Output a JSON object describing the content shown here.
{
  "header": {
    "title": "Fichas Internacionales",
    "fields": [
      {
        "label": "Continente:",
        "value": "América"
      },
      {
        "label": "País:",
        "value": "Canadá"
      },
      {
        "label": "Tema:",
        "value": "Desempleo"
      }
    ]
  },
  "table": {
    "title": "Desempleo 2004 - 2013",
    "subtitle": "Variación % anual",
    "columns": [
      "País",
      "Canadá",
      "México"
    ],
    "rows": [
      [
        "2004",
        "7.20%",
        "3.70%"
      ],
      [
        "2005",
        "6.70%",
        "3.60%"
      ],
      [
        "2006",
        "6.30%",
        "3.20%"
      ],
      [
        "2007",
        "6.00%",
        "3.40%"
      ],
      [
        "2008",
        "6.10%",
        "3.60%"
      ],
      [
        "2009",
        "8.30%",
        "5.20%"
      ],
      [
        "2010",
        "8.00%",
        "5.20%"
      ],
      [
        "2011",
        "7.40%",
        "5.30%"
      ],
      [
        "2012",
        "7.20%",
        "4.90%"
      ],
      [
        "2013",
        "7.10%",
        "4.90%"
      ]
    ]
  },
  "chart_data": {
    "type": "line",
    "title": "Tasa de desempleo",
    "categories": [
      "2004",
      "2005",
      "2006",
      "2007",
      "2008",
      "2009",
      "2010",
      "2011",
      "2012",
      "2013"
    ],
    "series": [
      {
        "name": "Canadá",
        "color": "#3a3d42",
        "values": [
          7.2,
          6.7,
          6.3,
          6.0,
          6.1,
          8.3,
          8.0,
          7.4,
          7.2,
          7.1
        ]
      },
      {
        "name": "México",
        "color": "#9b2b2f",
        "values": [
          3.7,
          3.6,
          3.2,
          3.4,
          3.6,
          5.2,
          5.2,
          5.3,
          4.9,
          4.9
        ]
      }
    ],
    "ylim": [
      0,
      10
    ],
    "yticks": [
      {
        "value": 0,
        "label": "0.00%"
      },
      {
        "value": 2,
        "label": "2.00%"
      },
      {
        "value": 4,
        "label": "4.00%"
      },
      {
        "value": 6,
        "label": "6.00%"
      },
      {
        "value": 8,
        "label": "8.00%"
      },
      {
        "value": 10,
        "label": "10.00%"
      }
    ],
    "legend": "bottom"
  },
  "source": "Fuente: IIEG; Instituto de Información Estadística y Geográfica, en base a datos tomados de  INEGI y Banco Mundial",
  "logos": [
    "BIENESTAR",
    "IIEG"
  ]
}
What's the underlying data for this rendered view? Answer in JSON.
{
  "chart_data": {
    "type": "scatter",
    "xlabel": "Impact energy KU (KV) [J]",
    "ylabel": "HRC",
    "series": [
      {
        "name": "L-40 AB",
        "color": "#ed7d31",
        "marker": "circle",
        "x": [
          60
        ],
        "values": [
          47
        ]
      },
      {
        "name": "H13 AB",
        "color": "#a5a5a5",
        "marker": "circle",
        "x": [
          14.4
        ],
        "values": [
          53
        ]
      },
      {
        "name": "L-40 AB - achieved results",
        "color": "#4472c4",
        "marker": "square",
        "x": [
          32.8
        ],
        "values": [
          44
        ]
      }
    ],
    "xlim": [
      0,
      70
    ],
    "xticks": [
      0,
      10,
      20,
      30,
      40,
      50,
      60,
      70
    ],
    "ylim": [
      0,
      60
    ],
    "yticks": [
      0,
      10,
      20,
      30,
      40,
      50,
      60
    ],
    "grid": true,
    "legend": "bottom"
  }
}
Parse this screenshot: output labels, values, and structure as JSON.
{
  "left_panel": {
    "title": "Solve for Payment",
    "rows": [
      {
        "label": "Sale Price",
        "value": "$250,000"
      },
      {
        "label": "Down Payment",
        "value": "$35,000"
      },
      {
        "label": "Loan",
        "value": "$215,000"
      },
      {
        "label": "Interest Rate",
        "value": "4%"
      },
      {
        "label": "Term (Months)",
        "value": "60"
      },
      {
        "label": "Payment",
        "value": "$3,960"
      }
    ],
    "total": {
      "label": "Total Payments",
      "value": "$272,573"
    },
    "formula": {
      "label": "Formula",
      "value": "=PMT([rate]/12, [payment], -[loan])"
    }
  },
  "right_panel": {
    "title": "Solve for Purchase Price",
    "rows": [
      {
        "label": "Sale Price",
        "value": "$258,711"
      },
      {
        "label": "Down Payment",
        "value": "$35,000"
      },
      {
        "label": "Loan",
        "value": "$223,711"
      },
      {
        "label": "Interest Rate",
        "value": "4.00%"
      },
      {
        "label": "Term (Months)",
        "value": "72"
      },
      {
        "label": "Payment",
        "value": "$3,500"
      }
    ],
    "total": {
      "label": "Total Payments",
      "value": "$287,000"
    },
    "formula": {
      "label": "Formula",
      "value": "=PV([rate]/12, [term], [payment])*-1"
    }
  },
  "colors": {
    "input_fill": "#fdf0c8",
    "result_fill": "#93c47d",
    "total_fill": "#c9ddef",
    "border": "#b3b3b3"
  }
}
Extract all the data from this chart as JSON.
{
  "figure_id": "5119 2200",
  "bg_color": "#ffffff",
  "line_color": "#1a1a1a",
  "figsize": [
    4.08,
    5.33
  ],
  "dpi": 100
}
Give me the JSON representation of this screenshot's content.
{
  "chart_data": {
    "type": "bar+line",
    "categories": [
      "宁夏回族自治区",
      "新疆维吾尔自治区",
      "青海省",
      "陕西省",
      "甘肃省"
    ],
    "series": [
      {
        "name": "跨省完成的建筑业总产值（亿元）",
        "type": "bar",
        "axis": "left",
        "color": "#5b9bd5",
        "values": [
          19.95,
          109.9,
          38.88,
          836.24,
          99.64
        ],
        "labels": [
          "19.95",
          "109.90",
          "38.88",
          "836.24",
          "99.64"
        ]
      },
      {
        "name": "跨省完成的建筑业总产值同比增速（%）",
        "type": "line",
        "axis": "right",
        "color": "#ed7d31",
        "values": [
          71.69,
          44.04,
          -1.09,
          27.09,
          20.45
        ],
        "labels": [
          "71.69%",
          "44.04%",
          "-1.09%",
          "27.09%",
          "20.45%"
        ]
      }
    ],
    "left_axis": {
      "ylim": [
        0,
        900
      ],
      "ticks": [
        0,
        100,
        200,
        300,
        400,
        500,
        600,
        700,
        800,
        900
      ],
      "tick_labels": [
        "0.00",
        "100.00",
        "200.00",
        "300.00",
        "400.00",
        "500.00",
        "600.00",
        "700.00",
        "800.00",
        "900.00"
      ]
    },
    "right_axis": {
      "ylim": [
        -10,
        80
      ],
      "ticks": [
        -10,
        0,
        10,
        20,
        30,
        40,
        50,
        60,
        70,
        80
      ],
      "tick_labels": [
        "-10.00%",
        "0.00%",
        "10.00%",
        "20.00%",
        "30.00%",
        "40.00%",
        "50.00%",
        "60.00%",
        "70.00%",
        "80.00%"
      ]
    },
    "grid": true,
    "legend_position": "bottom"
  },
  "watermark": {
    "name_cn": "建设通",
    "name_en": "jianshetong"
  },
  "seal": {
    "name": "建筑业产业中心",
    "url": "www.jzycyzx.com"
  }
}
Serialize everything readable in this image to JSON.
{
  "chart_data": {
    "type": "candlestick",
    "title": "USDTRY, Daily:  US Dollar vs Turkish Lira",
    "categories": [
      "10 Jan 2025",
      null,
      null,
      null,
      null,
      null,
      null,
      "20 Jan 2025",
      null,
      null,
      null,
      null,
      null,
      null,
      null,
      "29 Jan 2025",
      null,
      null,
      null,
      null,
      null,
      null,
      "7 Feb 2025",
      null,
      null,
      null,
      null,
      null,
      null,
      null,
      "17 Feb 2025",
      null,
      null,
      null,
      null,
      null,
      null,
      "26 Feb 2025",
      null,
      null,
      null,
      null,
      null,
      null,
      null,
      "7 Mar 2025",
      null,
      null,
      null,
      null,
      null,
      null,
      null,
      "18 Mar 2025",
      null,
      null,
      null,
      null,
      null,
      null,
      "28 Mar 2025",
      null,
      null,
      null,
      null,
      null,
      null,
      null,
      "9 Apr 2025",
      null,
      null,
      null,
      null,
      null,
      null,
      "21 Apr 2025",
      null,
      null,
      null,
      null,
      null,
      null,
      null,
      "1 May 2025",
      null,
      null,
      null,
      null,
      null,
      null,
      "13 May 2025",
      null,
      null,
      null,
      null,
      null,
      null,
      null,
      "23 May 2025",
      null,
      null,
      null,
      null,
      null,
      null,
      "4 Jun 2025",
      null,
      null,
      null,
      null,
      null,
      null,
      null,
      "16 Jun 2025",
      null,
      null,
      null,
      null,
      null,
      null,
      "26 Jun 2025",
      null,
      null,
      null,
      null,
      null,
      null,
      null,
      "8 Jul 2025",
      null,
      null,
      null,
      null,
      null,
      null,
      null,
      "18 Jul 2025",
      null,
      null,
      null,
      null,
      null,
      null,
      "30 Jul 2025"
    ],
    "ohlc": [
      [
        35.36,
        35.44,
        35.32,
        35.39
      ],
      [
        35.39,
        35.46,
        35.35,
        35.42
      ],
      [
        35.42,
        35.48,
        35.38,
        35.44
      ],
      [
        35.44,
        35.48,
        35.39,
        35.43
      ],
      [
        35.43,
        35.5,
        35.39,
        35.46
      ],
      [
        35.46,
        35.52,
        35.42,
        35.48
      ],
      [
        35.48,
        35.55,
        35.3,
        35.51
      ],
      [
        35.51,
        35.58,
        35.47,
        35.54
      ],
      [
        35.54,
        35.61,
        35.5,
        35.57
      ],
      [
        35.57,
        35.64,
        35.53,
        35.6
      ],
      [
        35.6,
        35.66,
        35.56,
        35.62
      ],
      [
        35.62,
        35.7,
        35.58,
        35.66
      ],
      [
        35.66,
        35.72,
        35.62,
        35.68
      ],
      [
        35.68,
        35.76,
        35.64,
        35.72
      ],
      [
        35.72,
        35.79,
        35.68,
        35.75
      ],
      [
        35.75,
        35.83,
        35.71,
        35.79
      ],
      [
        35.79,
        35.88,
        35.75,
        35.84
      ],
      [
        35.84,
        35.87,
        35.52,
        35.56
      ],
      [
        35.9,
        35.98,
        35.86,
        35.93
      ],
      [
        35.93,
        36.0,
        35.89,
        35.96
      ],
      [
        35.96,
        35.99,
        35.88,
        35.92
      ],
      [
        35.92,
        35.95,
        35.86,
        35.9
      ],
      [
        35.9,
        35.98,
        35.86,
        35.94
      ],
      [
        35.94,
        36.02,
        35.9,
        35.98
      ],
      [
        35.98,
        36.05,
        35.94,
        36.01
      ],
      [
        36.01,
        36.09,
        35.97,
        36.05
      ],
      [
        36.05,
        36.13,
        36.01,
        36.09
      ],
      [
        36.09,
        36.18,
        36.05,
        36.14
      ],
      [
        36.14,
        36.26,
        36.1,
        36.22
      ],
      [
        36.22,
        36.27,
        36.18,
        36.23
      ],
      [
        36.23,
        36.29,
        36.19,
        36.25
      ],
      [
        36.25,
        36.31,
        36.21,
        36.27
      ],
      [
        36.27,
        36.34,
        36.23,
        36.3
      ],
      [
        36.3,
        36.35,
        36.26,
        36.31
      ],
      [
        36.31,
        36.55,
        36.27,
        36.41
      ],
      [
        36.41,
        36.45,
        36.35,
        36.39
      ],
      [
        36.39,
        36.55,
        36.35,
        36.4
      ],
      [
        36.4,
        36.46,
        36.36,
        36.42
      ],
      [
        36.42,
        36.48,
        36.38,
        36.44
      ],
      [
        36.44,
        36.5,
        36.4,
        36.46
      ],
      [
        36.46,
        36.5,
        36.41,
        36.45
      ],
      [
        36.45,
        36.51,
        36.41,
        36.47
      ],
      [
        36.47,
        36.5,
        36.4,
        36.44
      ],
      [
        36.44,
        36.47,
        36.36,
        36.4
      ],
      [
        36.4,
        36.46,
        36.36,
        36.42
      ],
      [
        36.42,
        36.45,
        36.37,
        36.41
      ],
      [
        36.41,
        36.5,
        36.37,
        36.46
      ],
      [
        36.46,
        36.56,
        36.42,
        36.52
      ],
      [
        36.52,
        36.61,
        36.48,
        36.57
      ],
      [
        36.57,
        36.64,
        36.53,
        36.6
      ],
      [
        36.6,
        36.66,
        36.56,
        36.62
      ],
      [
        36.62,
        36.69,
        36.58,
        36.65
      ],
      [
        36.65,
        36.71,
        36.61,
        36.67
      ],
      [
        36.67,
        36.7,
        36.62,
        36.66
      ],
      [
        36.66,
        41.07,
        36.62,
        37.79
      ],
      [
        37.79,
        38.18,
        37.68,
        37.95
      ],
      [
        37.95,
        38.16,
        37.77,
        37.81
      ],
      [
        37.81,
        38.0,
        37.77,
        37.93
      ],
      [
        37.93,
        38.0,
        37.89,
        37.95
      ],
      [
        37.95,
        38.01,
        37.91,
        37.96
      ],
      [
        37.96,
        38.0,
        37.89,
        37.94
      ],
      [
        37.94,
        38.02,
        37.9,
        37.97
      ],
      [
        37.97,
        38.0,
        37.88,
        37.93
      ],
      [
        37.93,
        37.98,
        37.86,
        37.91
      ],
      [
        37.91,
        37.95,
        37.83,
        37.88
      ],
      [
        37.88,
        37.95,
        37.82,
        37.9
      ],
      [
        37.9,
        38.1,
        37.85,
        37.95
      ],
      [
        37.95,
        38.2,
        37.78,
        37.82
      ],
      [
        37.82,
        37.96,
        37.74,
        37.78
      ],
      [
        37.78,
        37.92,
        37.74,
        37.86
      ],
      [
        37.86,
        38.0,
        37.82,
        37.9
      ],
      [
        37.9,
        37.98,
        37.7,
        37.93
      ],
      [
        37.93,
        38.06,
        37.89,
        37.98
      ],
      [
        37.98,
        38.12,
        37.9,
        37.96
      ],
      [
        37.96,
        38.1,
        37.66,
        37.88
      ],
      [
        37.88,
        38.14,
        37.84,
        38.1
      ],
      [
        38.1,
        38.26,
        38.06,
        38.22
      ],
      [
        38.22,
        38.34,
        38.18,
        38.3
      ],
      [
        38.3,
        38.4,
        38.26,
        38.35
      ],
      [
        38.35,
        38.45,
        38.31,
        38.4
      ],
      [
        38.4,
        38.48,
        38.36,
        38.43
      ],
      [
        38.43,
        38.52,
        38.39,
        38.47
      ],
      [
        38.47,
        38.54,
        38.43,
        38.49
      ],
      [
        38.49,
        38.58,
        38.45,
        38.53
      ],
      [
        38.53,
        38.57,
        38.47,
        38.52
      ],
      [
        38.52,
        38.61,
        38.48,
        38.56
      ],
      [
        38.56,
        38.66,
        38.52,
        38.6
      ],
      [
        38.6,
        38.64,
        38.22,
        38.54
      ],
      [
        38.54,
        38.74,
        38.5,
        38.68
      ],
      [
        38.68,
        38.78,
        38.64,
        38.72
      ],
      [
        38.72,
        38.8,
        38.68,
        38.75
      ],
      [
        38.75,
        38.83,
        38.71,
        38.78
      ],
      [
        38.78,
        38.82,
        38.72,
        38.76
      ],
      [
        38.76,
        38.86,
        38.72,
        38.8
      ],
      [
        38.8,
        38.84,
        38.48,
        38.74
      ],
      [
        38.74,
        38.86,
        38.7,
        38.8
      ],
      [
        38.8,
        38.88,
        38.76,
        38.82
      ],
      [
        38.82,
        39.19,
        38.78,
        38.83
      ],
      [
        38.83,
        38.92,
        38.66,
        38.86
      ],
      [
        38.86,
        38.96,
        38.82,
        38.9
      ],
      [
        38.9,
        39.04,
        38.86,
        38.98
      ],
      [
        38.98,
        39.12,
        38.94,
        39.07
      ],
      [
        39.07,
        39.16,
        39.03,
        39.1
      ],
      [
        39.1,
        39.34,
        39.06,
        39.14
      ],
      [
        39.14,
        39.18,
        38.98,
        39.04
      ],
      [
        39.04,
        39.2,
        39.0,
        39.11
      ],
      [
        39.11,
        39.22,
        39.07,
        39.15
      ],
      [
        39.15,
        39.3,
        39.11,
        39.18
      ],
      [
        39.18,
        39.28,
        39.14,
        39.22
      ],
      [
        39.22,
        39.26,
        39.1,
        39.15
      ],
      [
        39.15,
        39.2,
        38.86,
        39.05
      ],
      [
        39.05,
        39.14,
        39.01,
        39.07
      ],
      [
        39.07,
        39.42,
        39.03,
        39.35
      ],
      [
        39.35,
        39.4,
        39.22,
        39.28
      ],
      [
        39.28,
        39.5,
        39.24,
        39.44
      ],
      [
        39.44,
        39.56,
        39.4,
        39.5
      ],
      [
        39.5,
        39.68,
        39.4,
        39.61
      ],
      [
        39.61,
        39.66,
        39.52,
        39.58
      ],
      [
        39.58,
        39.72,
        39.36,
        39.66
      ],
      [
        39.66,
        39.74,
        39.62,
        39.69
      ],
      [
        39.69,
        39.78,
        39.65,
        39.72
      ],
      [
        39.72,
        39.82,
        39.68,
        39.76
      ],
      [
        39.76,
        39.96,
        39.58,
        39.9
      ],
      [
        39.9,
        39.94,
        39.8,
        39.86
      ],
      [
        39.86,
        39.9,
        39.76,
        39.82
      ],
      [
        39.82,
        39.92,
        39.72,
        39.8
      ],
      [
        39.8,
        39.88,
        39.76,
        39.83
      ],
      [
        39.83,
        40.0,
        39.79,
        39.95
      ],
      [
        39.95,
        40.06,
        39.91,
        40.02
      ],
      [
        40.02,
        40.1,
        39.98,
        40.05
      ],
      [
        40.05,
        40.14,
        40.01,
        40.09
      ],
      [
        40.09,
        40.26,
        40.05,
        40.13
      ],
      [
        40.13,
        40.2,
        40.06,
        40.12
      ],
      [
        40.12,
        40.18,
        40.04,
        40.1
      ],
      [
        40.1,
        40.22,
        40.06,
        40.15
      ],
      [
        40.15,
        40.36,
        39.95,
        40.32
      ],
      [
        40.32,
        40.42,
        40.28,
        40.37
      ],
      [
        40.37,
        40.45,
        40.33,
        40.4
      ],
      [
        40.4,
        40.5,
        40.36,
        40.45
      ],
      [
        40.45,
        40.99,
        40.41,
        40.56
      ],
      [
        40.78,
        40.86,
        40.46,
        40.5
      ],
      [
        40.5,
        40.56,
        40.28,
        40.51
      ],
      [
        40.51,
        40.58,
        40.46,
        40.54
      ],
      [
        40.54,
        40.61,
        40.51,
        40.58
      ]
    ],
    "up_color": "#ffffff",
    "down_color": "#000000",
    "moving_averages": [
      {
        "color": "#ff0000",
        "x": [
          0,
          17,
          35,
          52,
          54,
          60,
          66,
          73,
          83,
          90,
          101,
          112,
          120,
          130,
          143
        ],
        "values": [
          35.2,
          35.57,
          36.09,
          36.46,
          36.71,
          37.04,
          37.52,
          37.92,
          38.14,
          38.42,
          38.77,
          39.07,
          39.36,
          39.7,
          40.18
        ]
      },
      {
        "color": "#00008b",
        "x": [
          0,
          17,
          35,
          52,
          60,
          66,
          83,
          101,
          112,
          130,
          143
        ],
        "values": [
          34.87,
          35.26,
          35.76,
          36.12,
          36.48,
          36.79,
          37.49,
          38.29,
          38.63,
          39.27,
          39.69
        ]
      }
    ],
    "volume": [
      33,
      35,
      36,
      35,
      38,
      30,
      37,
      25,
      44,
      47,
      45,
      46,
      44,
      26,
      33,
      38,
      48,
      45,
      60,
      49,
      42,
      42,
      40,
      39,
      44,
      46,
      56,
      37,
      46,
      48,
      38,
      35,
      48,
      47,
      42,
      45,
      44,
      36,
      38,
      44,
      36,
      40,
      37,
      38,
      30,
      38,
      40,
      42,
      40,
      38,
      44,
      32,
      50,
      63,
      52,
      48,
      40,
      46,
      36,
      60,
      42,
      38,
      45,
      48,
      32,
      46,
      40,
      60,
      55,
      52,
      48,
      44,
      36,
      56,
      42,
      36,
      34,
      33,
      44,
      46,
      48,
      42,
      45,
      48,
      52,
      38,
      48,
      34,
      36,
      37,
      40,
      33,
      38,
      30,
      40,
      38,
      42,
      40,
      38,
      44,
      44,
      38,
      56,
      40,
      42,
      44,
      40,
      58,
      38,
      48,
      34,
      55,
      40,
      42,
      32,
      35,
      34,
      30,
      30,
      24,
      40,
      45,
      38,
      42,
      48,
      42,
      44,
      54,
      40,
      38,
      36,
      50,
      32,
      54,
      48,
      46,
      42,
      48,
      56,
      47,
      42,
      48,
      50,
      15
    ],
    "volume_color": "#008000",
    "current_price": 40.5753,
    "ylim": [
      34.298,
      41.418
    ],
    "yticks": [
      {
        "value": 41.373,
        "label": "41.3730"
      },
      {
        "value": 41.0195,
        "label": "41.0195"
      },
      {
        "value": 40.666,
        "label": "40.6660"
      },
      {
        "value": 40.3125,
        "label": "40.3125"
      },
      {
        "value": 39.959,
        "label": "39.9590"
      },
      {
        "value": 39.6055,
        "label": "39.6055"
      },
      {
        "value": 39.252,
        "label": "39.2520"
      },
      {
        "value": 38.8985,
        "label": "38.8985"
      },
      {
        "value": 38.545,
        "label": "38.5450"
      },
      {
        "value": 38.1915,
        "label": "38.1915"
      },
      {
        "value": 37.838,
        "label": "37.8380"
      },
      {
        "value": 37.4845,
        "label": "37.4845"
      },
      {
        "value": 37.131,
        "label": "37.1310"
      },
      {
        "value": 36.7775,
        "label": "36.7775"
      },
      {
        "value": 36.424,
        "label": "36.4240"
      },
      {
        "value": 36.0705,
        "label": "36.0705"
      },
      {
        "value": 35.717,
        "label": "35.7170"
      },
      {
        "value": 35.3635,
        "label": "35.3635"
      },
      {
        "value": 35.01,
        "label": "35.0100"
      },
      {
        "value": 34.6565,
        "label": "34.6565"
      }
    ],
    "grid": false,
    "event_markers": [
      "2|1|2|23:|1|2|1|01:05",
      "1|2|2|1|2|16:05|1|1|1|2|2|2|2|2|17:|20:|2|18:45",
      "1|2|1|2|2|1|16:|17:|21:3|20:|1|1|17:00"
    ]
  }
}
::::
◆ **Request**
Your task is to list each line of the records with the word "type".

◆ **Written solution**
    "type": "line",
    "type": "scatter",
    "type": "bar+line",
        "type": "bar",
        "type": "line",
    "type": "candlestick",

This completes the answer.